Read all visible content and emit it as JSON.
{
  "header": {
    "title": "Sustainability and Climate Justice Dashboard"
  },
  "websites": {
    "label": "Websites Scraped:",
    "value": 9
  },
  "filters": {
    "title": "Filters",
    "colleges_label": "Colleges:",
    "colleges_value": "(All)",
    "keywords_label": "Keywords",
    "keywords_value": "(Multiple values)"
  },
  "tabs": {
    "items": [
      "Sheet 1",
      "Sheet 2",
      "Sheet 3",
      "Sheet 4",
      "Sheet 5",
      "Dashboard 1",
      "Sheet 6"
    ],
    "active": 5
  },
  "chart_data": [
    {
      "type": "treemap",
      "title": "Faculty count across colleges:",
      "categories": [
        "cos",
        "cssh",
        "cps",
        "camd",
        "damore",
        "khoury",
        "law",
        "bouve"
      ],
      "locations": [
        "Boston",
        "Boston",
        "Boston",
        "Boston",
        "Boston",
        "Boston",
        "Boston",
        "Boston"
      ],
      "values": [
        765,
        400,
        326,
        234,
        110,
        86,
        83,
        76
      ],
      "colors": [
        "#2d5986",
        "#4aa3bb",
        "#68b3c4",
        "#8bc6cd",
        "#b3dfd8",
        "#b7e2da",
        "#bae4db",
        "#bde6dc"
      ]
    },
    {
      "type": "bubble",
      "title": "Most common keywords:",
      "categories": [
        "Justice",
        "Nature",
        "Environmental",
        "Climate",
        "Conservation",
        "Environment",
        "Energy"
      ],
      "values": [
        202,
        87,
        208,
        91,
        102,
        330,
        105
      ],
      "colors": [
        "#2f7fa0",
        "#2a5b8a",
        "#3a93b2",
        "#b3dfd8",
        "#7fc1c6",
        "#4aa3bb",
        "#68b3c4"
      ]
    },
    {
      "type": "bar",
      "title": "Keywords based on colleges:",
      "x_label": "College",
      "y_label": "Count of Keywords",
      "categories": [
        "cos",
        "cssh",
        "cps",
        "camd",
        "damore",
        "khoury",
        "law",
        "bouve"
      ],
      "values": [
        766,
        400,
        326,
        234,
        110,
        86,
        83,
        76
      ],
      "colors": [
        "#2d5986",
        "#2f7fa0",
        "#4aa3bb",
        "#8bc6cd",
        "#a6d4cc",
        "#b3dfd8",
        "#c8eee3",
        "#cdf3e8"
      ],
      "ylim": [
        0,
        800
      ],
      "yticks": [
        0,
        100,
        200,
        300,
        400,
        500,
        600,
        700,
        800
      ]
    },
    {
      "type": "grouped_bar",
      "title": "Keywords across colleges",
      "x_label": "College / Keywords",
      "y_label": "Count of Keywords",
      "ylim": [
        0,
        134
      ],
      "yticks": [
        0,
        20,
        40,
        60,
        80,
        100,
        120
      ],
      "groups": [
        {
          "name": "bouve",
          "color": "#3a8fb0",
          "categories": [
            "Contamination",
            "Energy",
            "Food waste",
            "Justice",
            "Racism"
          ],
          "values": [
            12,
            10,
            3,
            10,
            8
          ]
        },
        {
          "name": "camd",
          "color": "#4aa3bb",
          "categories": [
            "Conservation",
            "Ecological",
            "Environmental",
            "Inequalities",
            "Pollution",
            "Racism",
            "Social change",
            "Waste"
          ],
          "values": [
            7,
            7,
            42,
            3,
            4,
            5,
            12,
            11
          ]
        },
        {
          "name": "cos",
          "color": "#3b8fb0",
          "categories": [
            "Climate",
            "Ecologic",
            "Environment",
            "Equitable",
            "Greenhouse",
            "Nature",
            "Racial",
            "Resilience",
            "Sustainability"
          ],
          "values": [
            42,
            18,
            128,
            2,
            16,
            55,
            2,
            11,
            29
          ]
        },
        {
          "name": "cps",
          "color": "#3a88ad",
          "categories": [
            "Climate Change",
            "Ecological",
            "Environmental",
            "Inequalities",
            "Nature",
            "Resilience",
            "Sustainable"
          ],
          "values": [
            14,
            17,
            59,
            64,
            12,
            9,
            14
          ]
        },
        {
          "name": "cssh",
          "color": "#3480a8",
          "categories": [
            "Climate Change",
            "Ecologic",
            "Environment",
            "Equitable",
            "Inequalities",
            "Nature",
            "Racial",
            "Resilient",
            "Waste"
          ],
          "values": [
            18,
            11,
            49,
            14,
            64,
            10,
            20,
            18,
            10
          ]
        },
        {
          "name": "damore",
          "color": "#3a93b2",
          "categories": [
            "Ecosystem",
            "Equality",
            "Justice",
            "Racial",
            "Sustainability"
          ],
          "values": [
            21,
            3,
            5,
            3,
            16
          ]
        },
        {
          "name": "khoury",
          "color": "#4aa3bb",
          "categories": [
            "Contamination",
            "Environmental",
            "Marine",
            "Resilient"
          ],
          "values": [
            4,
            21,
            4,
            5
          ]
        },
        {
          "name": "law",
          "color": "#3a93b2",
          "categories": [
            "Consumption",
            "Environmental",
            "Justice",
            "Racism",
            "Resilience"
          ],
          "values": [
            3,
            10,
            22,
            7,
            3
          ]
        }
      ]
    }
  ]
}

————————

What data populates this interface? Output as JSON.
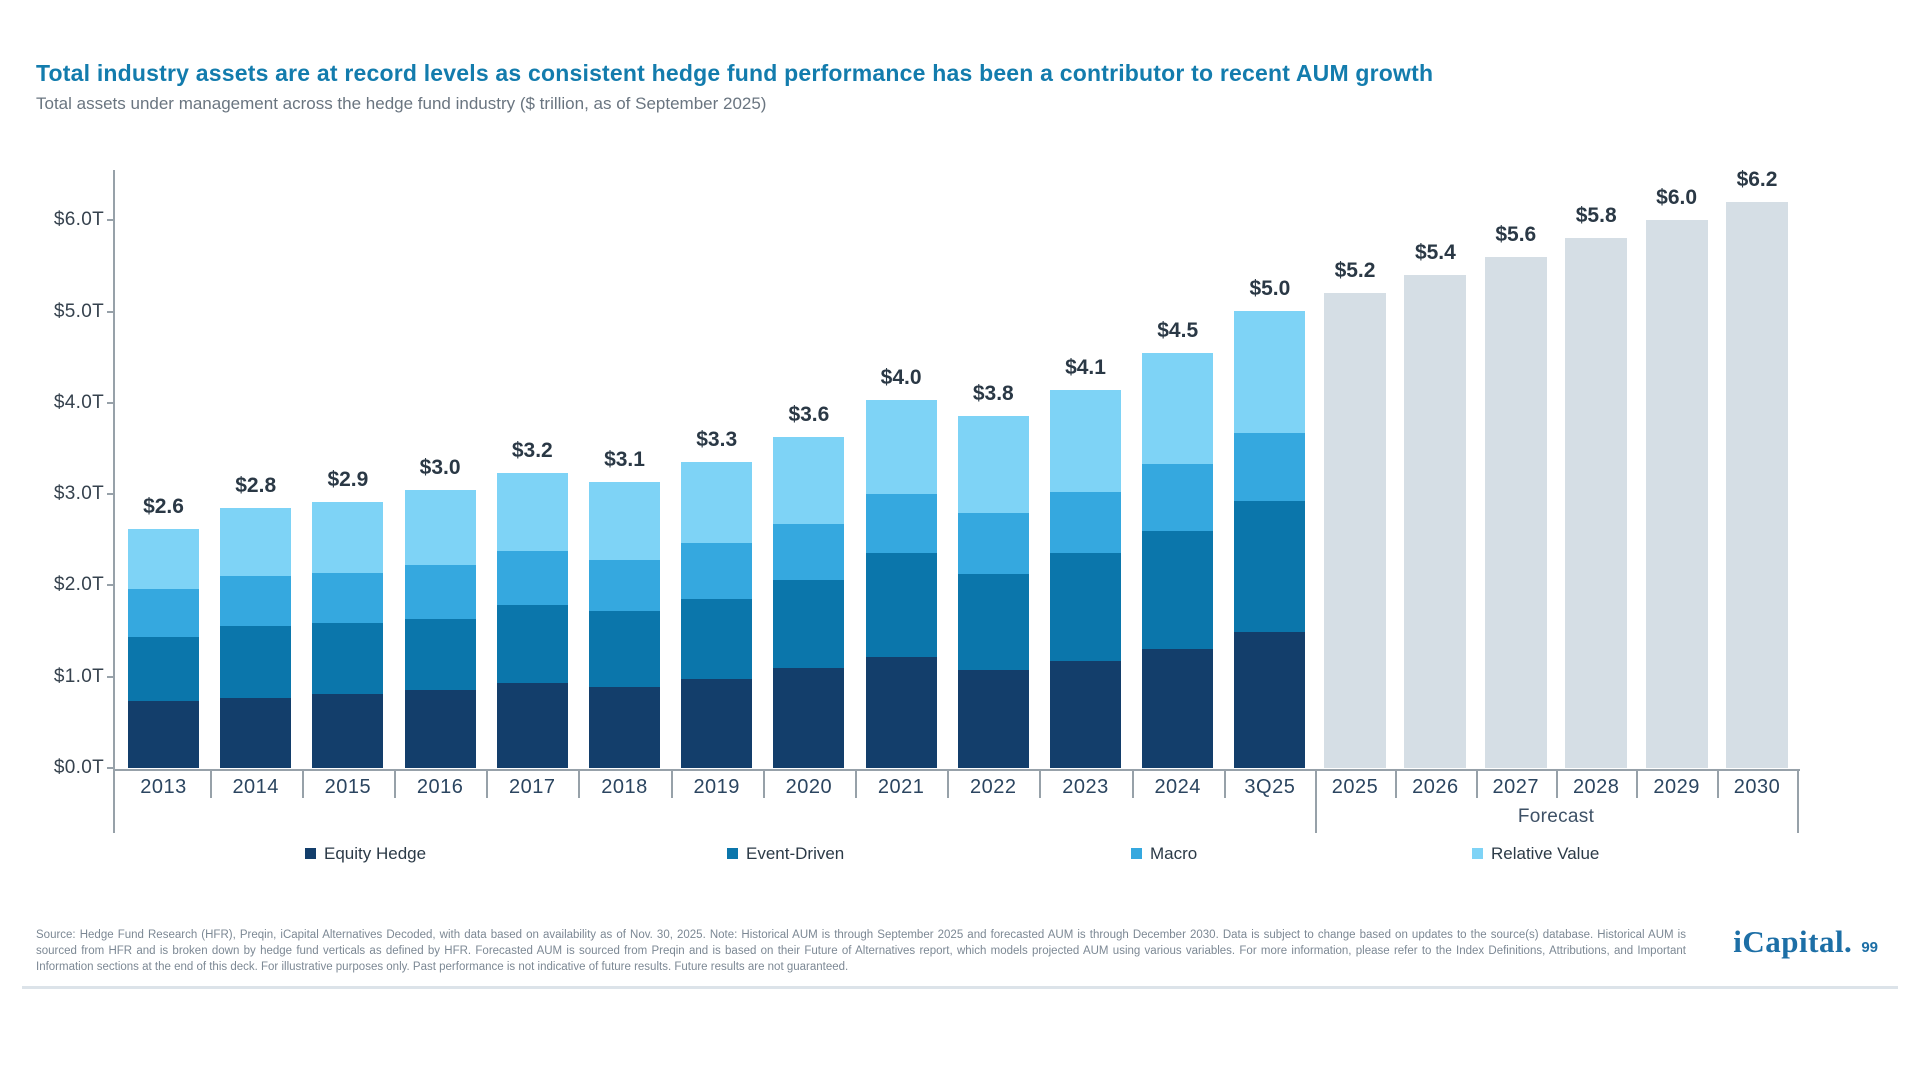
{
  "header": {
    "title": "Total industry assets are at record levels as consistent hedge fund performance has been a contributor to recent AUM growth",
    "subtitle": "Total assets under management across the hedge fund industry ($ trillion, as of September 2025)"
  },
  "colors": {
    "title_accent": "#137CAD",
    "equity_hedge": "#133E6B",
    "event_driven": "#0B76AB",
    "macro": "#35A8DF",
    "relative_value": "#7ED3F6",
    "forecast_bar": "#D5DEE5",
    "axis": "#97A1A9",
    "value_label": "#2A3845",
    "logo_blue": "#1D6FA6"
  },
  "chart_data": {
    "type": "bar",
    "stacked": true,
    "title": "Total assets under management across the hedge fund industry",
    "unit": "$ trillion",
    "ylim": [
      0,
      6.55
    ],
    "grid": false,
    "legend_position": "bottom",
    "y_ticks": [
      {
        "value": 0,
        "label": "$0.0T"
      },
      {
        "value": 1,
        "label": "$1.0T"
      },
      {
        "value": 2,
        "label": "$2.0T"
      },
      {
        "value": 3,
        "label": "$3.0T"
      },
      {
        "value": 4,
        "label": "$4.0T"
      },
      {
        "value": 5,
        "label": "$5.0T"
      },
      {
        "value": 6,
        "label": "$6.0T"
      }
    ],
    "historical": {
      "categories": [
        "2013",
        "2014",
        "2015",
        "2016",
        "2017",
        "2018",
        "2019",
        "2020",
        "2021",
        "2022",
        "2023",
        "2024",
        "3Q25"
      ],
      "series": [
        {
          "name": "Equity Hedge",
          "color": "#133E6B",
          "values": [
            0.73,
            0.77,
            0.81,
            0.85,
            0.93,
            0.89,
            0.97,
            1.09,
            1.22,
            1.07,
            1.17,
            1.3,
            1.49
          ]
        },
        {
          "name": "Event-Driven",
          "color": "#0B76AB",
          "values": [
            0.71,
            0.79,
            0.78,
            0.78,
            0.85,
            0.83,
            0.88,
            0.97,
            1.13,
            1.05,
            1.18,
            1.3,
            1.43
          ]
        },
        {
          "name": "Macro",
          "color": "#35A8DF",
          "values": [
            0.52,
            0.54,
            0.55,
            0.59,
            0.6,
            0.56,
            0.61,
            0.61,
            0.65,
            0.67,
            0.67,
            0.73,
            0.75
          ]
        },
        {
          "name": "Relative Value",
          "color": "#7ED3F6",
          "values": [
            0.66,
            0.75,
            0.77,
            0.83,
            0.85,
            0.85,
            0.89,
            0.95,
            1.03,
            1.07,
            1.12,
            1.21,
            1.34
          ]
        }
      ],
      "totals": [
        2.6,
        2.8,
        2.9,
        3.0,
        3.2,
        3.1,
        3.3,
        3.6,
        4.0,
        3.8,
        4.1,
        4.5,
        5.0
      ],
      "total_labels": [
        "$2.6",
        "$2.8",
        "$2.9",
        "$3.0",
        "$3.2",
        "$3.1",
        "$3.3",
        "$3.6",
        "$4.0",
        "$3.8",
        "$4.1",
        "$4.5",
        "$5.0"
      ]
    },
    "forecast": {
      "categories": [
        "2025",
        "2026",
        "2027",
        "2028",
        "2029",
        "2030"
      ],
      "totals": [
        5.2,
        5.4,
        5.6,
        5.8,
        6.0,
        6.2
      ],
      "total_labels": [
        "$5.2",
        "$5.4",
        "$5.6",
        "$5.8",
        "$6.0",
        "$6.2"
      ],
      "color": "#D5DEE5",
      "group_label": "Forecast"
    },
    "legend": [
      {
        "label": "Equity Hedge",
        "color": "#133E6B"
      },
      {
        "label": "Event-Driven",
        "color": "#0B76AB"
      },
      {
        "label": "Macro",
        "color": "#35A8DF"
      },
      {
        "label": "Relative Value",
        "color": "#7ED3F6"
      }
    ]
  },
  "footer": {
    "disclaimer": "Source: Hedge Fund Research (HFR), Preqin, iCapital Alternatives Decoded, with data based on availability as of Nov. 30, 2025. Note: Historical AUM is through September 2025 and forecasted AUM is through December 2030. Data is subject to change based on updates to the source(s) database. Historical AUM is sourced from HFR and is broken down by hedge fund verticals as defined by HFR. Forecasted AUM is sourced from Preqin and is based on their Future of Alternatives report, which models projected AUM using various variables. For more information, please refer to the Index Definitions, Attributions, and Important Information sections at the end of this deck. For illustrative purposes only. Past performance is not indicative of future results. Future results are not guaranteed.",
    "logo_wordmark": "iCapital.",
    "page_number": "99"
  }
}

————————

Search the data for the word "Sheet" and copy each line where it appears.

■ Task output:
      "Sheet 1",
      "Sheet 2",
      "Sheet 3",
      "Sheet 4",
      "Sheet 5",
      "Sheet 6"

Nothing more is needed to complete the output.